### EXERCISE
Extract the whole listing as it stands. Do not include the pictures.

Stored items from a collection
☆ ☆ ☆
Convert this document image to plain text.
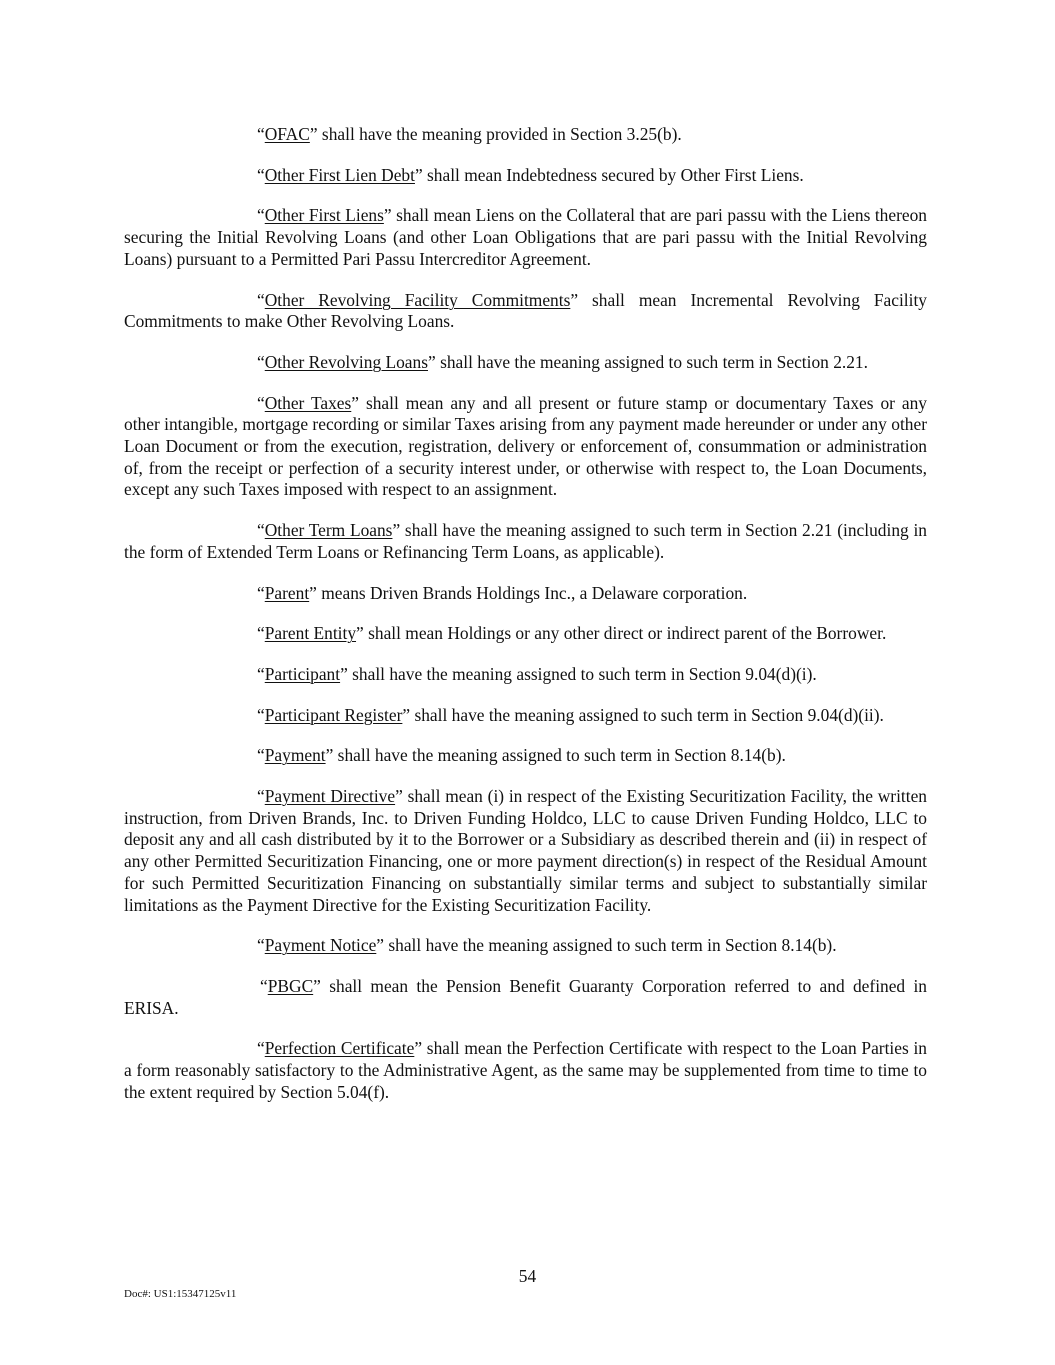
“OFAC” shall have the meaning provided in Section 3.25(b).

“Other First Lien Debt” shall mean Indebtedness secured by Other First Liens.

“Other First Liens” shall mean Liens on the Collateral that are pari passu with the Liens thereon securing the Initial Revolving Loans (and other Loan Obligations that are pari passu with the Initial Revolving Loans) pursuant to a Permitted Pari Passu Intercreditor Agreement.

“Other Revolving Facility Commitments” shall mean Incremental Revolving Facility Commitments to make Other Revolving Loans.

“Other Revolving Loans” shall have the meaning assigned to such term in Section 2.21.

“Other Taxes” shall mean any and all present or future stamp or documentary Taxes or any other intangible, mortgage recording or similar Taxes arising from any payment made hereunder or under any other Loan Document or from the execution, registration, delivery or enforcement of, consummation or administration of, from the receipt or perfection of a security interest under, or otherwise with respect to, the Loan Documents, except any such Taxes imposed with respect to an assignment.

“Other Term Loans” shall have the meaning assigned to such term in Section 2.21 (including in the form of Extended Term Loans or Refinancing Term Loans, as applicable).

“Parent” means Driven Brands Holdings Inc., a Delaware corporation.

“Parent Entity” shall mean Holdings or any other direct or indirect parent of the Borrower.

“Participant” shall have the meaning assigned to such term in Section 9.04(d)(i).

“Participant Register” shall have the meaning assigned to such term in Section 9.04(d)(ii).

“Payment” shall have the meaning assigned to such term in Section 8.14(b).

“Payment Directive” shall mean (i) in respect of the Existing Securitization Facility, the written instruction, from Driven Brands, Inc. to Driven Funding Holdco, LLC to cause Driven Funding Holdco, LLC to deposit any and all cash distributed by it to the Borrower or a Subsidiary as described therein and (ii) in respect of any other Permitted Securitization Financing, one or more payment direction(s) in respect of the Residual Amount for such Permitted Securitization Financing on substantially similar terms and subject to substantially similar limitations as the Payment Directive for the Existing Securitization Facility.

“Payment Notice” shall have the meaning assigned to such term in Section 8.14(b).

“PBGC” shall mean the Pension Benefit Guaranty Corporation referred to and defined in ERISA.

“Perfection Certificate” shall mean the Perfection Certificate with respect to the Loan Parties in a form reasonably satisfactory to the Administrative Agent, as the same may be supplemented from time to time to the extent required by Section 5.04(f).

54
Doc#: US1:15347125v11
☆ ☆ ☆
### RESPONSE TO THIS TASK
Convert this document image to plain text.
“OFAC” shall have the meaning provided in Section 3.25(b).

“Other First Lien Debt” shall mean Indebtedness secured by Other First Liens.

“Other First Liens” shall mean Liens on the Collateral that are pari passu with the Liens thereon securing the Initial Revolving Loans (and other Loan Obligations that are pari passu with the Initial Revolving Loans) pursuant to a Permitted Pari Passu Intercreditor Agreement.

“Other Revolving Facility Commitments” shall mean Incremental Revolving Facility Commitments to make Other Revolving Loans.

“Other Revolving Loans” shall have the meaning assigned to such term in Section 2.21.

“Other Taxes” shall mean any and all present or future stamp or documentary Taxes or any other intangible, mortgage recording or similar Taxes arising from any payment made hereunder or under any other Loan Document or from the execution, registration, delivery or enforcement of, consummation or administration of, from the receipt or perfection of a security interest under, or otherwise with respect to, the Loan Documents, except any such Taxes imposed with respect to an assignment.

“Other Term Loans” shall have the meaning assigned to such term in Section 2.21 (including in the form of Extended Term Loans or Refinancing Term Loans, as applicable).

“Parent” means Driven Brands Holdings Inc., a Delaware corporation.

“Parent Entity” shall mean Holdings or any other direct or indirect parent of the Borrower.

“Participant” shall have the meaning assigned to such term in Section 9.04(d)(i).

“Participant Register” shall have the meaning assigned to such term in Section 9.04(d)(ii).

“Payment” shall have the meaning assigned to such term in Section 8.14(b).

“Payment Directive” shall mean (i) in respect of the Existing Securitization Facility, the written instruction, from Driven Brands, Inc. to Driven Funding Holdco, LLC to cause Driven Funding Holdco, LLC to deposit any and all cash distributed by it to the Borrower or a Subsidiary as described therein and (ii) in respect of any other Permitted Securitization Financing, one or more payment direction(s) in respect of the Residual Amount for such Permitted Securitization Financing on substantially similar terms and subject to substantially similar limitations as the Payment Directive for the Existing Securitization Facility.

“Payment Notice” shall have the meaning assigned to such term in Section 8.14(b).

“PBGC” shall mean the Pension Benefit Guaranty Corporation referred to and defined in ERISA.

“Perfection Certificate” shall mean the Perfection Certificate with respect to the Loan Parties in a form reasonably satisfactory to the Administrative Agent, as the same may be supplemented from time to time to the extent required by Section 5.04(f).

54
Doc#: US1:15347125v11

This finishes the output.